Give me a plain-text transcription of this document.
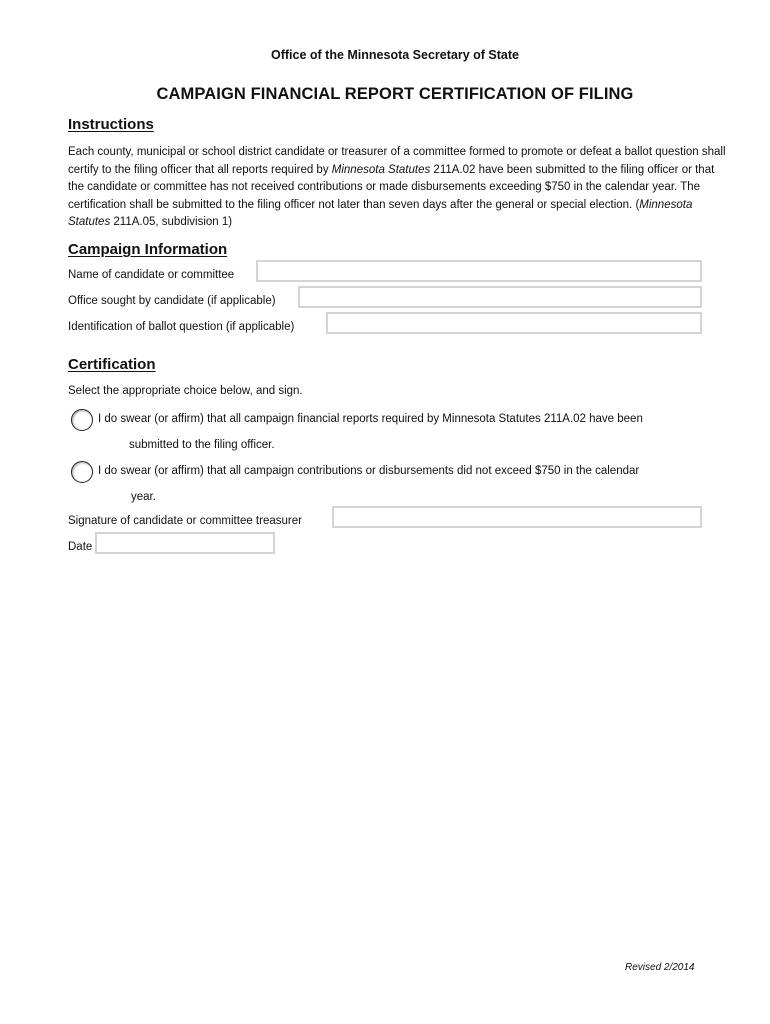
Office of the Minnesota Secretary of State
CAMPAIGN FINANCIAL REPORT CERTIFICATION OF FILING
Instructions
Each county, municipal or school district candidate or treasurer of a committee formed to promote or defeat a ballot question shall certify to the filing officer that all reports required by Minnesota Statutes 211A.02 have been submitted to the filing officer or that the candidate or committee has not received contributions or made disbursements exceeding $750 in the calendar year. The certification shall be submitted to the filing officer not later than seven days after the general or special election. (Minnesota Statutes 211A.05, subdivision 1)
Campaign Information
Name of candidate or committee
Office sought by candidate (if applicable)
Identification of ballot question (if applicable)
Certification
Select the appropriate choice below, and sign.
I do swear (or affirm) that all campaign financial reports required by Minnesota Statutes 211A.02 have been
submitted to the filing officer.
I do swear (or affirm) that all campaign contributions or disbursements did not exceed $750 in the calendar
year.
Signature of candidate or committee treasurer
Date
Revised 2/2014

**Exercise task**:
Using the material above, set down every line exactly, but skip the pictures.

**Expected output**:
Give me a plain-text transcription of this document.
Office of the Minnesota Secretary of State
CAMPAIGN FINANCIAL REPORT CERTIFICATION OF FILING
Instructions
Each county, municipal or school district candidate or treasurer of a committee formed to promote or defeat a ballot question shall certify to the filing officer that all reports required by Minnesota Statutes 211A.02 have been submitted to the filing officer or that the candidate or committee has not received contributions or made disbursements exceeding $750 in the calendar year. The certification shall be submitted to the filing officer not later than seven days after the general or special election. (Minnesota Statutes 211A.05, subdivision 1)
Campaign Information
Name of candidate or committee
Office sought by candidate (if applicable)
Identification of ballot question (if applicable)
Certification
Select the appropriate choice below, and sign.
I do swear (or affirm) that all campaign financial reports required by Minnesota Statutes 211A.02 have been
submitted to the filing officer.
I do swear (or affirm) that all campaign contributions or disbursements did not exceed $750 in the calendar
year.
Signature of candidate or committee treasurer
Date
Revised 2/2014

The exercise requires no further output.